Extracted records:
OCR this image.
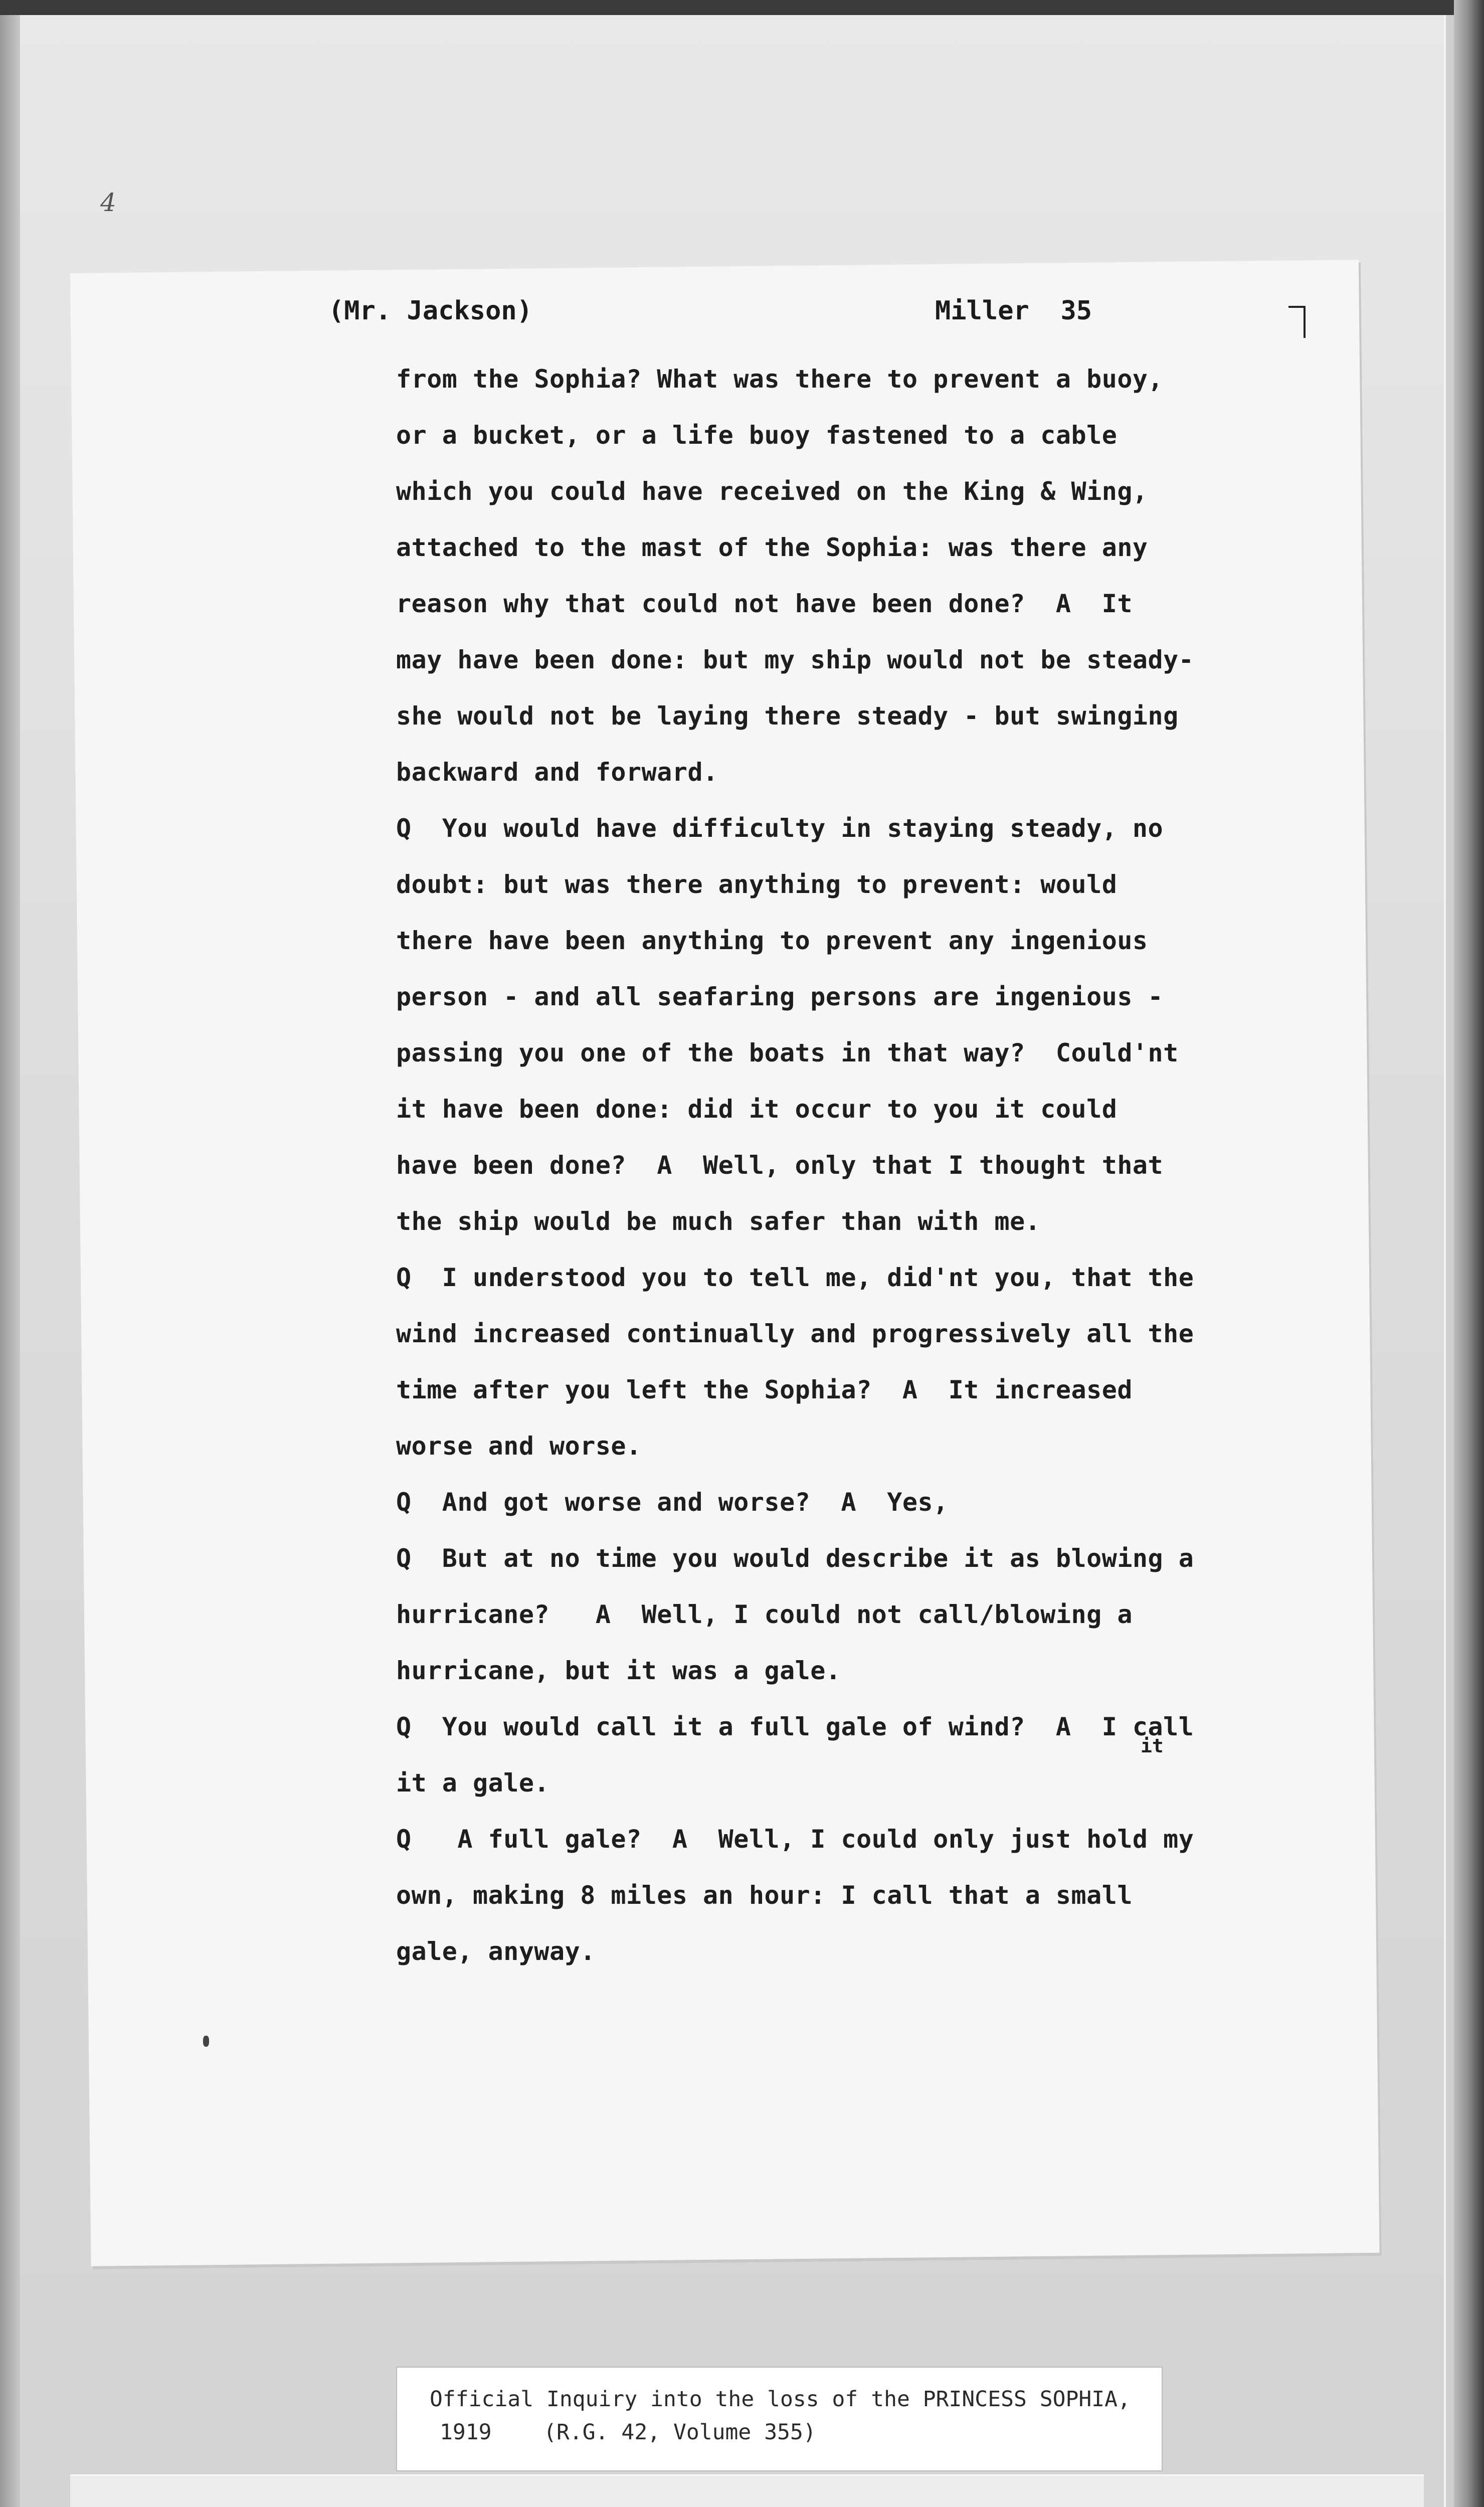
4
(Mr. Jackson)	Miller  35
from the Sophia? What was there to prevent a buoy,
or a bucket, or a life buoy fastened to a cable
which you could have received on the King & Wing,
attached to the mast of the Sophia: was there any
reason why that could not have been done?  A  It
may have been done: but my ship would not be steady-
she would not be laying there steady - but swinging
backward and forward.
Q  You would have difficulty in staying steady, no
doubt: but was there anything to prevent: would
there have been anything to prevent any ingenious
person - and all seafaring persons are ingenious -
passing you one of the boats in that way?  Could'nt
it have been done: did it occur to you it could
have been done?  A  Well, only that I thought that
the ship would be much safer than with me.
Q  I understood you to tell me, did'nt you, that the
wind increased continually and progressively all the
time after you left the Sophia?  A  It increased
worse and worse.
Q  And got worse and worse?  A  Yes,
Q  But at no time you would describe it as blowing a
hurricane?   A  Well, I could not call/blowing a
hurricane, but it was a gale.
Q  You would call it a full gale of wind?  A  I call
it a gale.
Q   A full gale?  A  Well, I could only just hold my
own, making 8 miles an hour: I call that a small
gale, anyway.
it
Official Inquiry into the loss of the PRINCESS SOPHIA,
1919    (R.G. 42, Volume 355)
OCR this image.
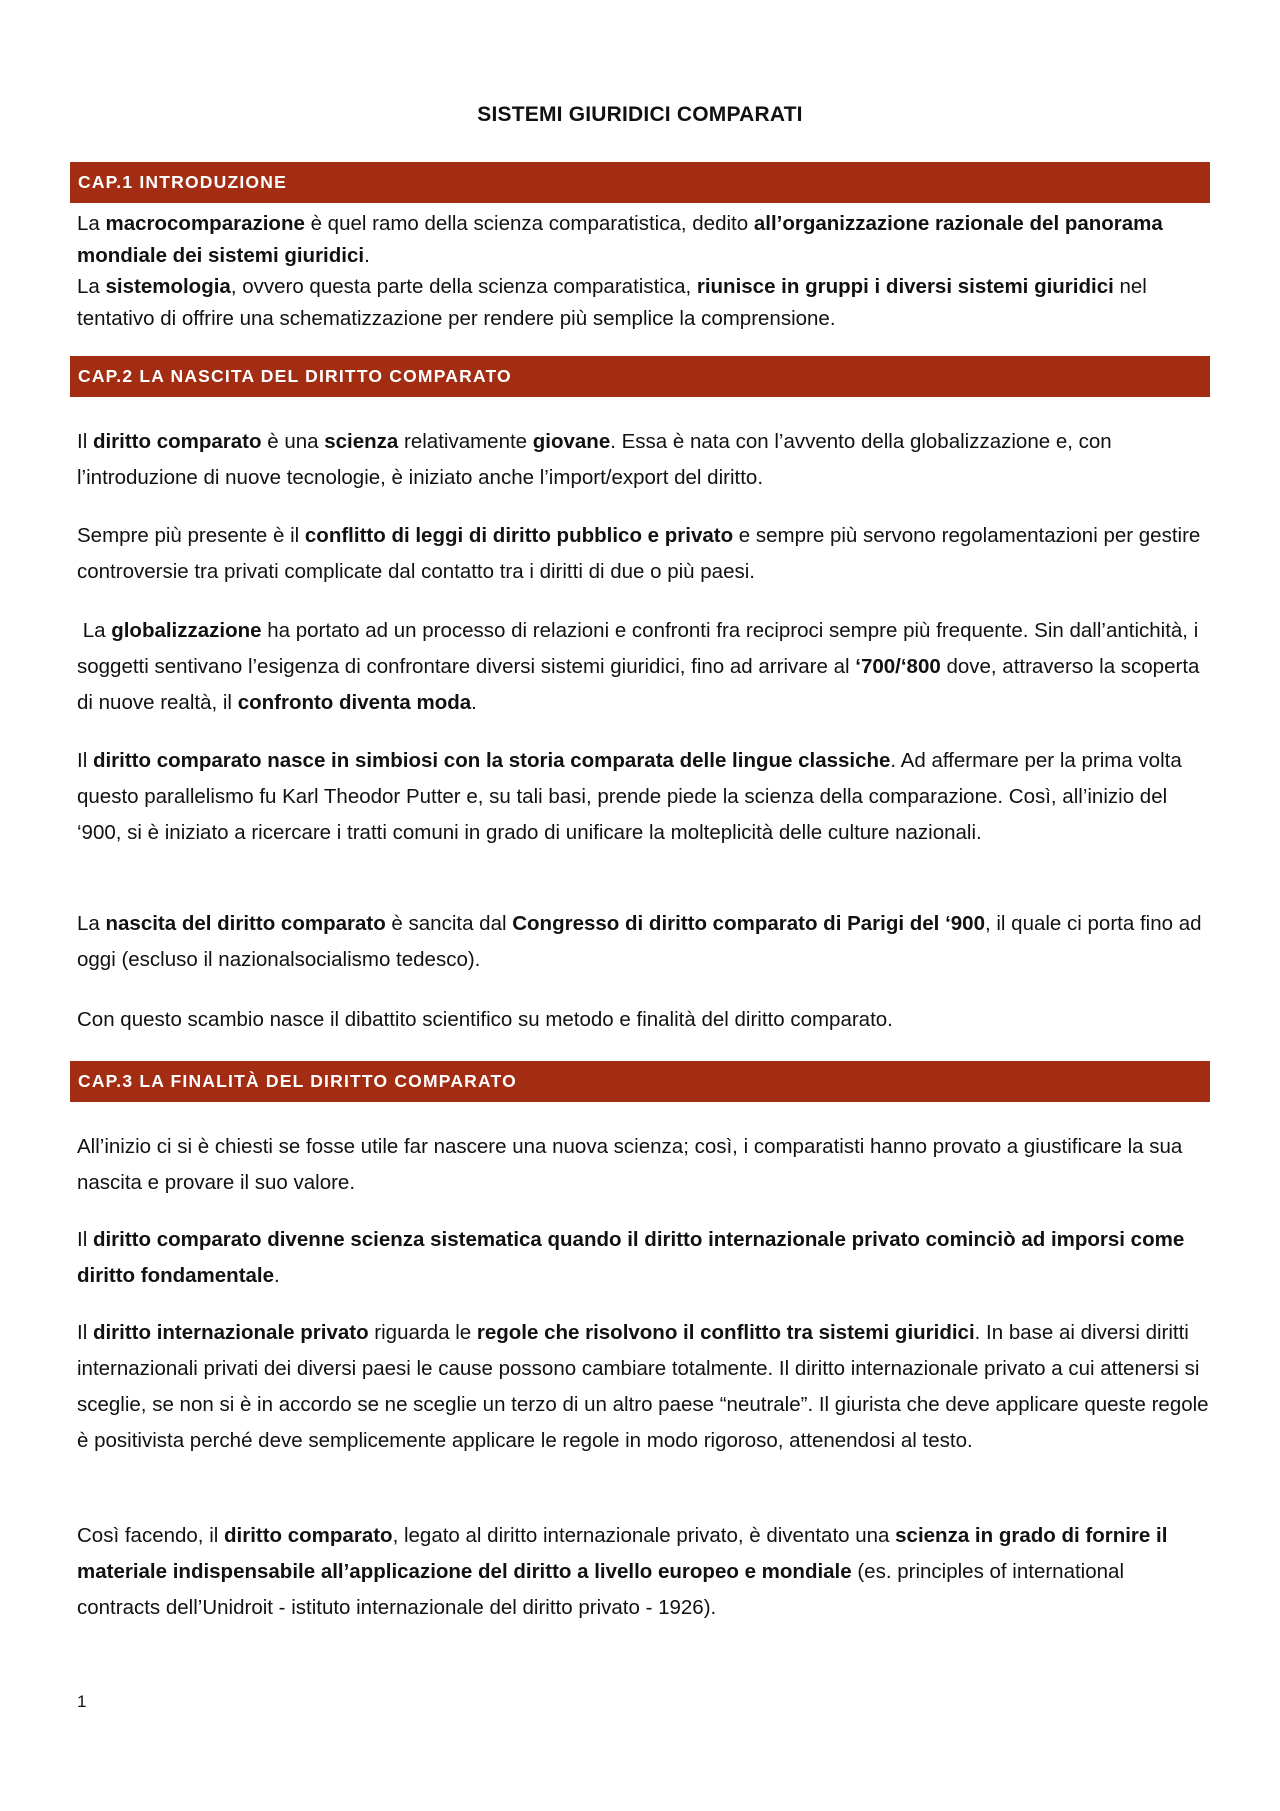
SISTEMI GIURIDICI COMPARATI
CAP.1 INTRODUZIONE

La macrocomparazione è quel ramo della scienza comparatistica, dedito all’organizzazione razionale del panorama mondiale dei sistemi giuridici.
La sistemologia, ovvero questa parte della scienza comparatistica, riunisce in gruppi i diversi sistemi giuridici nel tentativo di offrire una schematizzazione per rendere più semplice la comprensione.

CAP.2 LA NASCITA DEL DIRITTO COMPARATO

Il diritto comparato è una scienza relativamente giovane. Essa è nata con l’avvento della globalizzazione e, con l’introduzione di nuove tecnologie, è iniziato anche l’import/export del diritto.

Sempre più presente è il conflitto di leggi di diritto pubblico e privato e sempre più servono regolamentazioni per gestire controversie tra privati complicate dal contatto tra i diritti di due o più paesi.

La globalizzazione ha portato ad un processo di relazioni e confronti fra reciproci sempre più frequente. Sin dall’antichità, i soggetti sentivano l’esigenza di confrontare diversi sistemi giuridici, fino ad arrivare al ‘700/‘800 dove, attraverso la scoperta di nuove realtà, il confronto diventa moda.

Il diritto comparato nasce in simbiosi con la storia comparata delle lingue classiche. Ad affermare per la prima volta questo parallelismo fu Karl Theodor Putter e, su tali basi, prende piede la scienza della comparazione. Così, all’inizio del ‘900, si è iniziato a ricercare i tratti comuni in grado di unificare la molteplicità delle culture nazionali.

La nascita del diritto comparato è sancita dal Congresso di diritto comparato di Parigi del ‘900, il quale ci porta fino ad oggi (escluso il nazionalsocialismo tedesco).

Con questo scambio nasce il dibattito scientifico su metodo e finalità del diritto comparato.

CAP.3 LA FINALITÀ DEL DIRITTO COMPARATO

All’inizio ci si è chiesti se fosse utile far nascere una nuova scienza; così, i comparatisti hanno provato a giustificare la sua nascita e provare il suo valore.

Il diritto comparato divenne scienza sistematica quando il diritto internazionale privato cominciò ad imporsi come diritto fondamentale.

Il diritto internazionale privato riguarda le regole che risolvono il conflitto tra sistemi giuridici. In base ai diversi diritti internazionali privati dei diversi paesi le cause possono cambiare totalmente. Il diritto internazionale privato a cui attenersi si sceglie, se non si è in accordo se ne sceglie un terzo di un altro paese “neutrale”. Il giurista che deve applicare queste regole è positivista perché deve semplicemente applicare le regole in modo rigoroso, attenendosi al testo.

Così facendo, il diritto comparato, legato al diritto internazionale privato, è diventato una scienza in grado di fornire il materiale indispensabile all’applicazione del diritto a livello europeo e mondiale (es. principles of international contracts dell’Unidroit - istituto internazionale del diritto privato - 1926).

1
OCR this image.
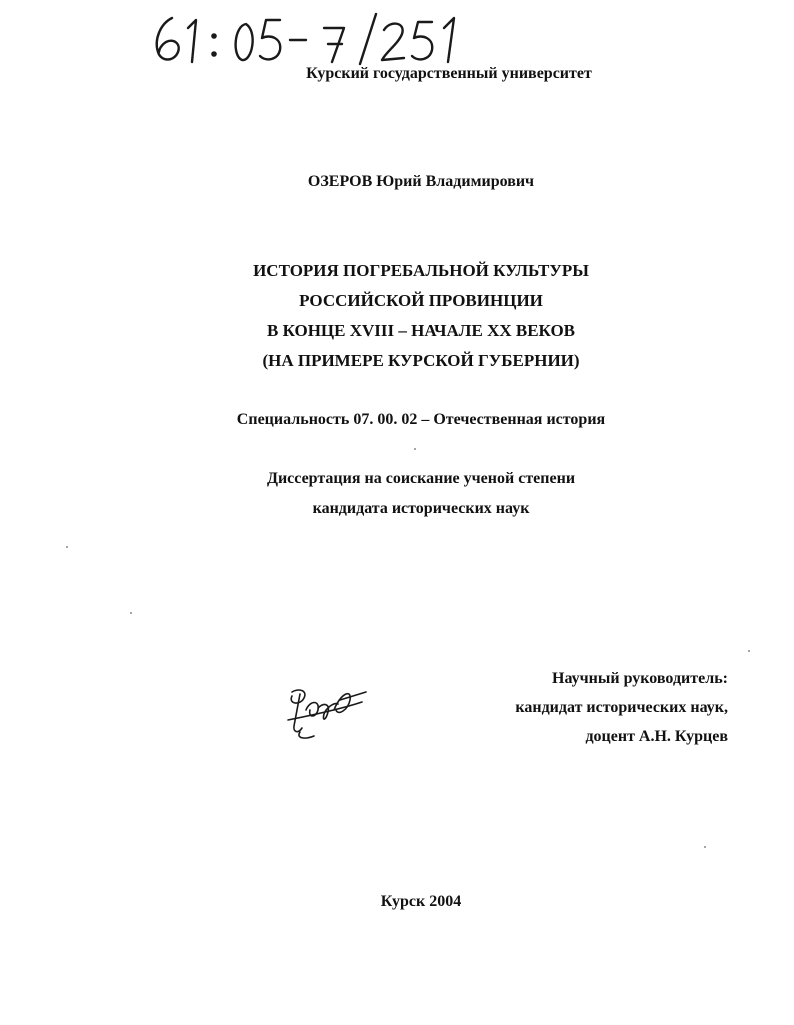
Курский государственный университет
ОЗЕРОВ Юрий Владимирович
ИСТОРИЯ ПОГРЕБАЛЬНОЙ КУЛЬТУРЫ
РОССИЙСКОЙ ПРОВИНЦИИ
В КОНЦЕ XVIII – НАЧАЛЕ XX ВЕКОВ
(НА ПРИМЕРЕ КУРСКОЙ ГУБЕРНИИ)
Специальность 07. 00. 02 – Отечественная история
Диссертация на соискание ученой степени
кандидата исторических наук
Научный руководитель:
кандидат исторических наук,
доцент А.Н. Курцев
Курск 2004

_What you are asked to do_.
Copy down every line of the material above that includes the string "would".

_Exercise solution_.
may have been done: but my ship would not be steady-
she would not be laying there steady - but swinging
Q  You would have difficulty in staying steady, no
doubt: but was there anything to prevent: would
the ship would be much safer than with me.
Q  But at no time you would describe it as blowing a
Q  You would call it a full gale of wind?  A  I call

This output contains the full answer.